From the line containing "Parse this screenshot: output" through the last line of the data, return those lines exactly as written and nothing more.

Recorded data:
====
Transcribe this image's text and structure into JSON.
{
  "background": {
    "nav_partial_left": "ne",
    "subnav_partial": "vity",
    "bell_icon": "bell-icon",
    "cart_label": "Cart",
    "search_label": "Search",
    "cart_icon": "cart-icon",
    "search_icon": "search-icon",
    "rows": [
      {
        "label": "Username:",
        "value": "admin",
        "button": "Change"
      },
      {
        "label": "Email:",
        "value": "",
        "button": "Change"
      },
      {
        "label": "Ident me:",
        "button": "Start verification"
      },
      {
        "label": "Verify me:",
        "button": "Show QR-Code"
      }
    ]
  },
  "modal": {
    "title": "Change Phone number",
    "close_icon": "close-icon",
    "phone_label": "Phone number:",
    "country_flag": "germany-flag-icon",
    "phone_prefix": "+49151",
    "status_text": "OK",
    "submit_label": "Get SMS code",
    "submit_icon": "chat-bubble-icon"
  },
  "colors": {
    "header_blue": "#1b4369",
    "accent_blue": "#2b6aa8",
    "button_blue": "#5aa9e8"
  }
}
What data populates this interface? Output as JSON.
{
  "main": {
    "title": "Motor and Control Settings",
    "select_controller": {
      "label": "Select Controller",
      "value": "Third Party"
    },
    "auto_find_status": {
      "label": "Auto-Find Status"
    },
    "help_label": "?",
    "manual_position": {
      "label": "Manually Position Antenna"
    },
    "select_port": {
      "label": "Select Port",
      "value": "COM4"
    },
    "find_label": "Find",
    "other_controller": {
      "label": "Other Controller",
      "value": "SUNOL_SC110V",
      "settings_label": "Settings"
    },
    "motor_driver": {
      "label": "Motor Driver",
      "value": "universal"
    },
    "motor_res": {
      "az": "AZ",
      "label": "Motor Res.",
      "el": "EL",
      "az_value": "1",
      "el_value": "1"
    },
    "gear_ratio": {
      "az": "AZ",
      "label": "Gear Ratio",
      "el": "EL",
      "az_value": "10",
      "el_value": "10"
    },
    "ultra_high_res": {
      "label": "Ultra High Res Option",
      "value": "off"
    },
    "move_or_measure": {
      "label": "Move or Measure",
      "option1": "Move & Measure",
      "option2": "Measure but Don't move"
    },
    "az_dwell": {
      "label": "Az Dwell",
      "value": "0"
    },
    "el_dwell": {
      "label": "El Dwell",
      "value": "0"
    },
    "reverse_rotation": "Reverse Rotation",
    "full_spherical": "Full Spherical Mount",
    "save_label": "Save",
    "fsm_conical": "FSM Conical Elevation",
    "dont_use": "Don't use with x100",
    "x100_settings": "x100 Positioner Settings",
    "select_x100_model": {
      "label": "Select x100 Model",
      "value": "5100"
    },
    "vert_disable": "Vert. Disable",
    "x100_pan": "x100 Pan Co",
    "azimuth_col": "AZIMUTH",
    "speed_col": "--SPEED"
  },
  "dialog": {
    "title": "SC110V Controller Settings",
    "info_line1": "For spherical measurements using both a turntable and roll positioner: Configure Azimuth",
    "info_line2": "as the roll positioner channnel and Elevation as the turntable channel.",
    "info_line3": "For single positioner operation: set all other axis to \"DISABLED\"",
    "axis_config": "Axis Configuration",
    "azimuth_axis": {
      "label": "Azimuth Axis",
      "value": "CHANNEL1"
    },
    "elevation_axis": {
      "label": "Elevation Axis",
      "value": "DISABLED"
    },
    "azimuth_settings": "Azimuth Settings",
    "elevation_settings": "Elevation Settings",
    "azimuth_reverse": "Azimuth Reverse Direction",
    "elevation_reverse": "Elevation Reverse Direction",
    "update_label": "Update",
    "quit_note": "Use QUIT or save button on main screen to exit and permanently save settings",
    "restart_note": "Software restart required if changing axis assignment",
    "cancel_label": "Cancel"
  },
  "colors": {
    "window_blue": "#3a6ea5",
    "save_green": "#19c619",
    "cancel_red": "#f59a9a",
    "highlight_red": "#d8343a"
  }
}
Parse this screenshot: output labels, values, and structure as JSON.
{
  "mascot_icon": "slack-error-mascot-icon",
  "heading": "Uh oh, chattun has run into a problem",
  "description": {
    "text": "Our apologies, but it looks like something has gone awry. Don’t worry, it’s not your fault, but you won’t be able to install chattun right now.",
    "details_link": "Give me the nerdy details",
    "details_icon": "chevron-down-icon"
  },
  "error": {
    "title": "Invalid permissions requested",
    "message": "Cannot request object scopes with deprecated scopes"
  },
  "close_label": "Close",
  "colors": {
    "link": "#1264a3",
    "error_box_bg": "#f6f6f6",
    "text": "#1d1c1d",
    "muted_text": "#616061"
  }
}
====
**The reply:**
Parse this screenshot: output labels, values, and structure as JSON.
{
  "mascot_icon": "slack-error-mascot-icon",
  "heading": "Uh oh, chattun has run into a problem",
  "description": {
    "text": "Our apologies, but it looks like something has gone awry. Don’t worry, it’s not your fault, but you won’t be able to install chattun right now.",
    "details_link": "Give me the nerdy details",
    "details_icon": "chevron-down-icon"
  },
  "error": {
    "title": "Invalid permissions requested",
    "message": "Cannot request object scopes with deprecated scopes"
  },
  "close_label": "Close",
  "colors": {
    "link": "#1264a3",
    "error_box_bg": "#f6f6f6",
    "text": "#1d1c1d",
    "muted_text": "#616061"
  }
}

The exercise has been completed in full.